## Written instruction
Tally the lines that include the word "time" and reply with nothing but the total.

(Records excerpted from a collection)

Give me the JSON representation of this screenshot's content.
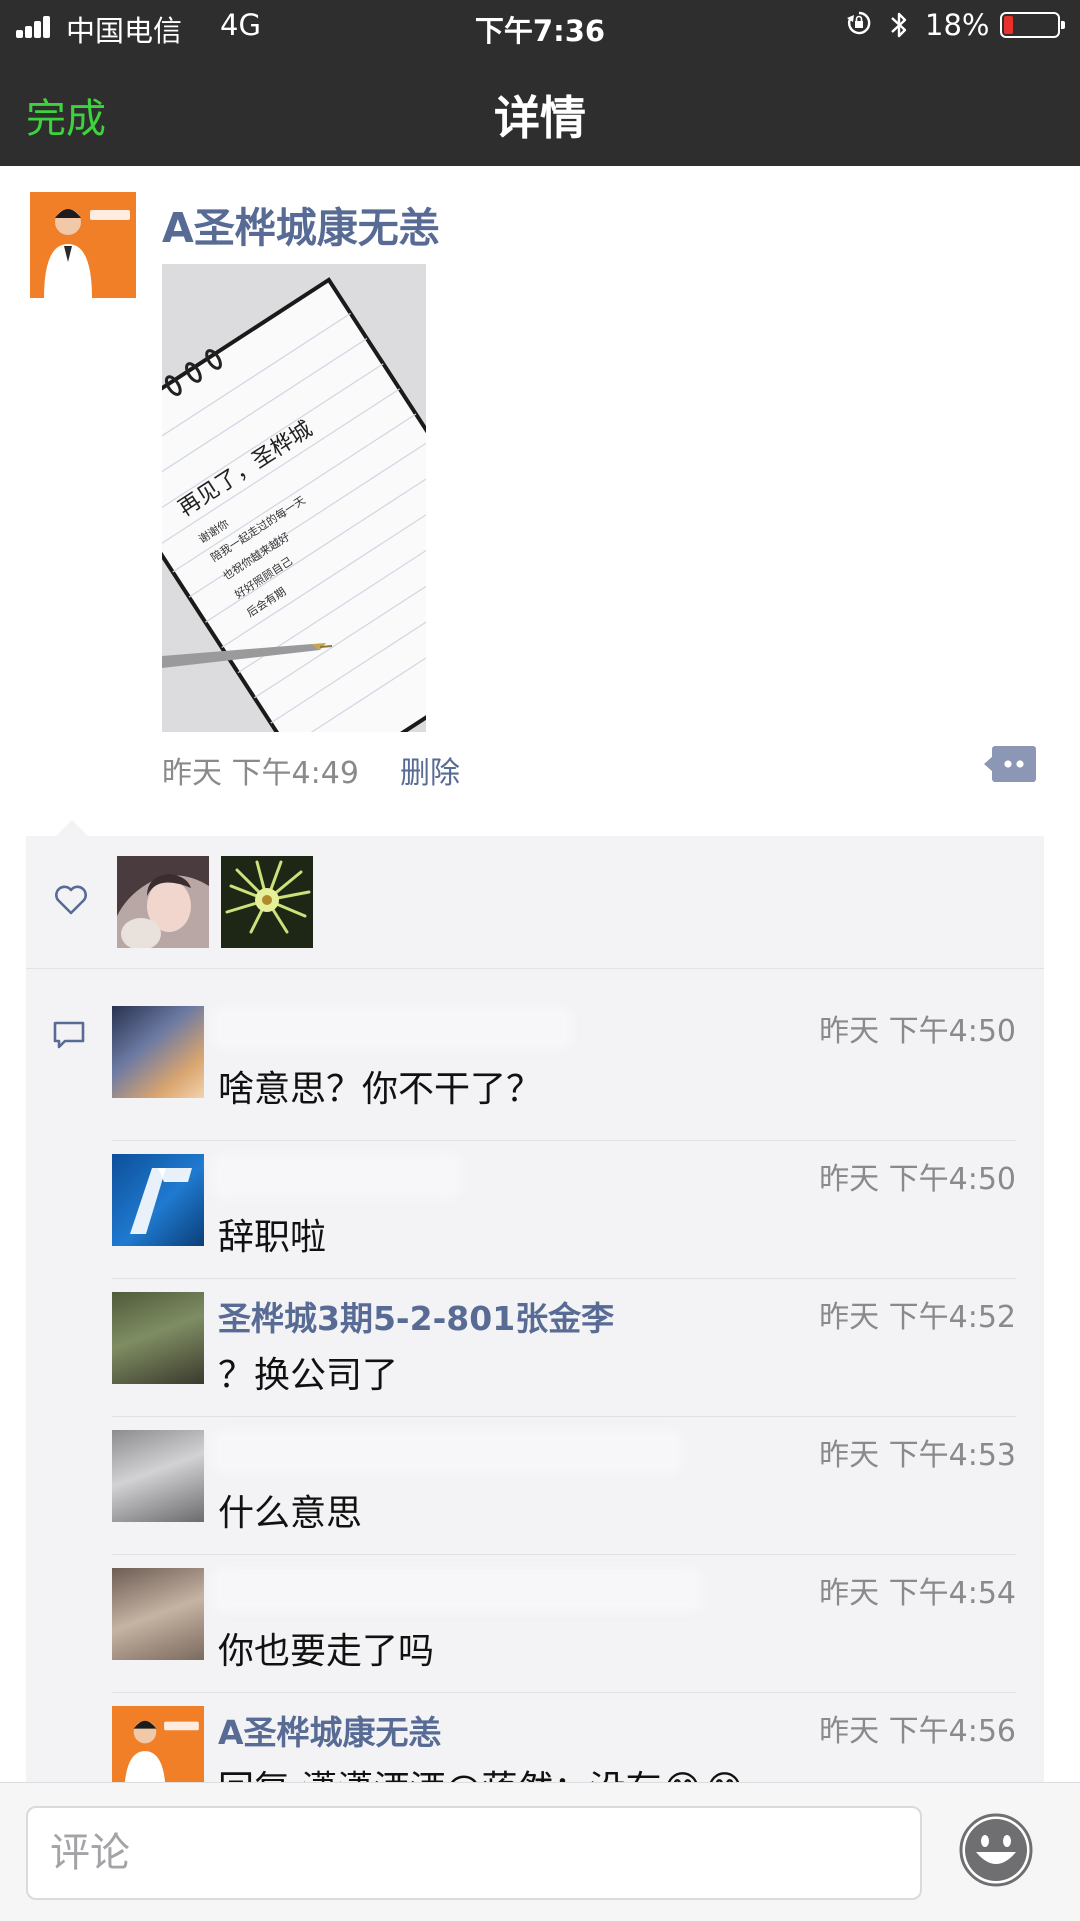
{
  "status_bar": {
    "carrier": "中国电信",
    "network": "4G",
    "time": "下午7:36",
    "battery": "18%",
    "battery_level": 0.18
  },
  "nav": {
    "done_label": "完成",
    "title": "详情"
  },
  "post": {
    "author": "A圣桦城康无恙",
    "time": "昨天 下午4:49",
    "delete_label": "删除",
    "photo_text": {
      "heading": "再见了，圣桦城",
      "lines": [
        "谢谢你",
        "陪我一起走过的每一天",
        "也祝你越来越好",
        "好好照顾自己",
        "后会有期"
      ]
    }
  },
  "likes": {
    "count": 2
  },
  "comments": [
    {
      "name": "",
      "time": "昨天 下午4:50",
      "text": "啥意思？你不干了？"
    },
    {
      "name": "",
      "time": "昨天 下午4:50",
      "text": "辞职啦"
    },
    {
      "name": "圣桦城3期5-2-801张金李",
      "time": "昨天 下午4:52",
      "text": "？换公司了"
    },
    {
      "name": "",
      "time": "昨天 下午4:53",
      "text": "什么意思"
    },
    {
      "name": "",
      "time": "昨天 下午4:54",
      "text": "你也要走了吗"
    },
    {
      "name": "A圣桦城康无恙",
      "time": "昨天 下午4:56",
      "text": "回复 潇潇洒洒@蒋然：没有😂😂"
    }
  ],
  "comment_bar": {
    "placeholder": "评论"
  },
  "colors": {
    "nav_bg": "#2e2e2e",
    "accent_green": "#3dd33d",
    "link_blue": "#576b95",
    "panel_bg": "#f3f3f5",
    "avatar_orange": "#f07f28"
  },
  "icons": [
    "signal-icon",
    "rotation-lock-icon",
    "bluetooth-icon",
    "battery-icon",
    "comment-action-icon",
    "heart-icon",
    "comment-bubble-icon",
    "emoji-icon"
  ]
}
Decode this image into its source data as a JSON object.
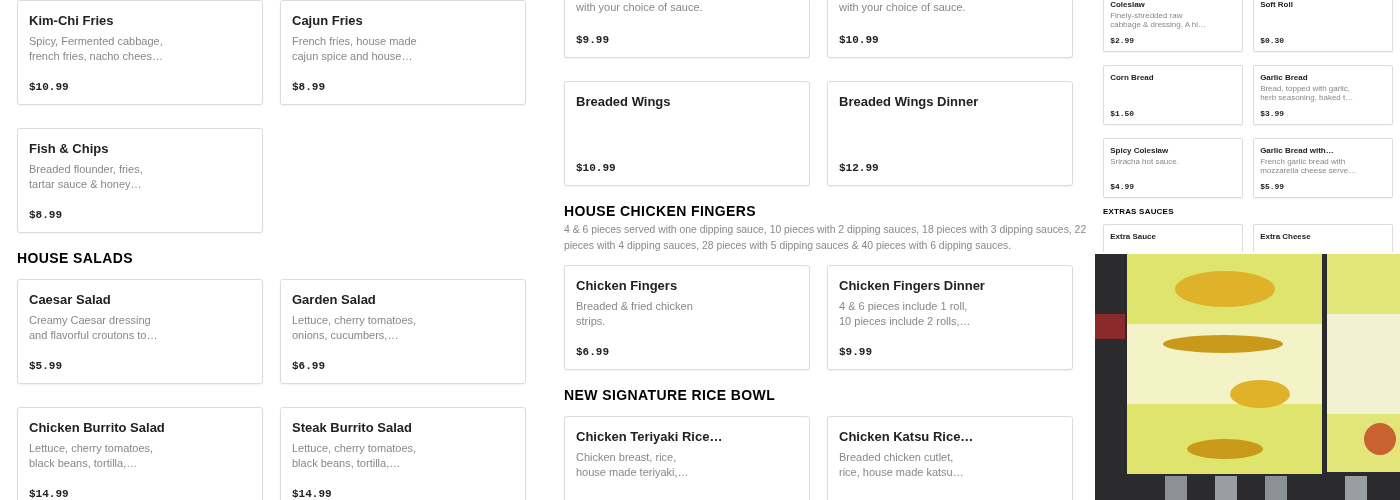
{
  "panels": [
    {
      "kind": "full",
      "sections": [
        {
          "items": [
            {
              "name": "Kim-Chi Fries",
              "description": [
                "Spicy, Fermented cabbage,",
                "french fries, nacho chees…"
              ],
              "price": "$10.99"
            },
            {
              "name": "Cajun Fries",
              "description": [
                "French fries, house made",
                "cajun spice and house…"
              ],
              "price": "$8.99"
            },
            {
              "name": "Fish & Chips",
              "description": [
                "Breaded flounder, fries,",
                "tartar sauce & honey…"
              ],
              "price": "$8.99"
            }
          ]
        },
        {
          "title": "HOUSE SALADS",
          "items": [
            {
              "name": "Caesar Salad",
              "description": [
                "Creamy Caesar dressing",
                "and flavorful croutons to…"
              ],
              "price": "$5.99"
            },
            {
              "name": "Garden Salad",
              "description": [
                "Lettuce, cherry tomatoes,",
                "onions, cucumbers,…"
              ],
              "price": "$6.99"
            },
            {
              "name": "Chicken Burrito Salad",
              "description": [
                "Lettuce, cherry tomatoes,",
                "black beans, tortilla,…"
              ],
              "price": "$14.99"
            },
            {
              "name": "Steak Burrito Salad",
              "description": [
                "Lettuce, cherry tomatoes,",
                "black beans, tortilla,…"
              ],
              "price": "$14.99"
            }
          ]
        }
      ]
    },
    {
      "kind": "full",
      "sections": [
        {
          "items": [
            {
              "cut_top": true,
              "description": [
                "with your choice of sauce."
              ],
              "price": "$9.99"
            },
            {
              "cut_top": true,
              "description": [
                "with your choice of sauce."
              ],
              "price": "$10.99"
            },
            {
              "name": "Breaded Wings",
              "price": "$10.99"
            },
            {
              "name": "Breaded Wings Dinner",
              "price": "$12.99"
            }
          ]
        },
        {
          "title": "HOUSE CHICKEN FINGERS",
          "description": "4 & 6 pieces served with one dipping sauce, 10 pieces with 2 dipping sauces, 18 pieces with 3 dipping sauces, 22 pieces with 4 dipping sauces, 28 pieces with 5 dipping sauces & 40 pieces with 6 dipping sauces.",
          "items": [
            {
              "name": "Chicken Fingers",
              "description": [
                "Breaded & fried chicken",
                "strips."
              ],
              "price": "$6.99"
            },
            {
              "name": "Chicken Fingers Dinner",
              "description": [
                "4 & 6 pieces include 1 roll,",
                "10 pieces include 2 rolls,…"
              ],
              "price": "$9.99"
            }
          ]
        },
        {
          "title": "NEW SIGNATURE RICE BOWL",
          "items": [
            {
              "name": "Chicken Teriyaki Rice…",
              "description": [
                "Chicken breast, rice,",
                "house made teriyaki,…"
              ]
            },
            {
              "name": "Chicken Katsu Rice…",
              "description": [
                "Breaded chicken cutlet,",
                "rice, house made katsu…"
              ]
            }
          ]
        }
      ]
    },
    {
      "kind": "compact",
      "sections": [
        {
          "items": [
            {
              "name": "Coleslaw",
              "description": [
                "Finely-shredded raw",
                "cabbage & dressing. A hi…"
              ],
              "price": "$2.99"
            },
            {
              "name": "Soft Roll",
              "price": "$0.30"
            },
            {
              "name": "Corn Bread",
              "price": "$1.50"
            },
            {
              "name": "Garlic Bread",
              "description": [
                "Bread, topped with garlic,",
                "herb seasoning, baked t…"
              ],
              "price": "$3.99"
            },
            {
              "name": "Spicy Coleslaw",
              "description": [
                "Sriracha hot sauce."
              ],
              "price": "$4.99"
            },
            {
              "name": "Garlic Bread with…",
              "description": [
                "French garlic bread with",
                "mozzarella cheese serve…"
              ],
              "price": "$5.99"
            }
          ]
        },
        {
          "title": "EXTRAS SAUCES",
          "items": [
            {
              "name": "Extra Sauce"
            },
            {
              "name": "Extra Cheese"
            }
          ]
        }
      ]
    }
  ]
}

## The output
8